[Exercise description] Check every line below for the word "from" and copy the ones that have it.
* start Material provided *
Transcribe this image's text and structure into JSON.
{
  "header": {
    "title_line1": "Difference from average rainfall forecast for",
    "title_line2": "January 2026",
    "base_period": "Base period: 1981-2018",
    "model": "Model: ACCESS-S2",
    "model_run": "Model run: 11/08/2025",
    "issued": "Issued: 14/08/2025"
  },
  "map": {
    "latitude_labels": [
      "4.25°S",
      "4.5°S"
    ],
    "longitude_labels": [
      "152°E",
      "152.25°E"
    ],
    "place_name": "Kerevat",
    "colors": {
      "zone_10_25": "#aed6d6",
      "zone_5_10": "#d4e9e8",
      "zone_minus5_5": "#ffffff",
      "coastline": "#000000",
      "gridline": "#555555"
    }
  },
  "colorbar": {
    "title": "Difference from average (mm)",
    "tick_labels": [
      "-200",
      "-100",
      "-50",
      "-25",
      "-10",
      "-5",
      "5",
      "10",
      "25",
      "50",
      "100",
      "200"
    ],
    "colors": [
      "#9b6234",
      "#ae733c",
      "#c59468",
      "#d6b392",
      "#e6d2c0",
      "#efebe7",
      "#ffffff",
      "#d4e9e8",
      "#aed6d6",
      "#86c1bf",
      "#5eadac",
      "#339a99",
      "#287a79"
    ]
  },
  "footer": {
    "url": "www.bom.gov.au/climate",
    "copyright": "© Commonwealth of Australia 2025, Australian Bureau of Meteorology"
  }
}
* end Material provided *
[Finished answer]
    "title_line1": "Difference from average rainfall forecast for",
    "title": "Difference from average (mm)",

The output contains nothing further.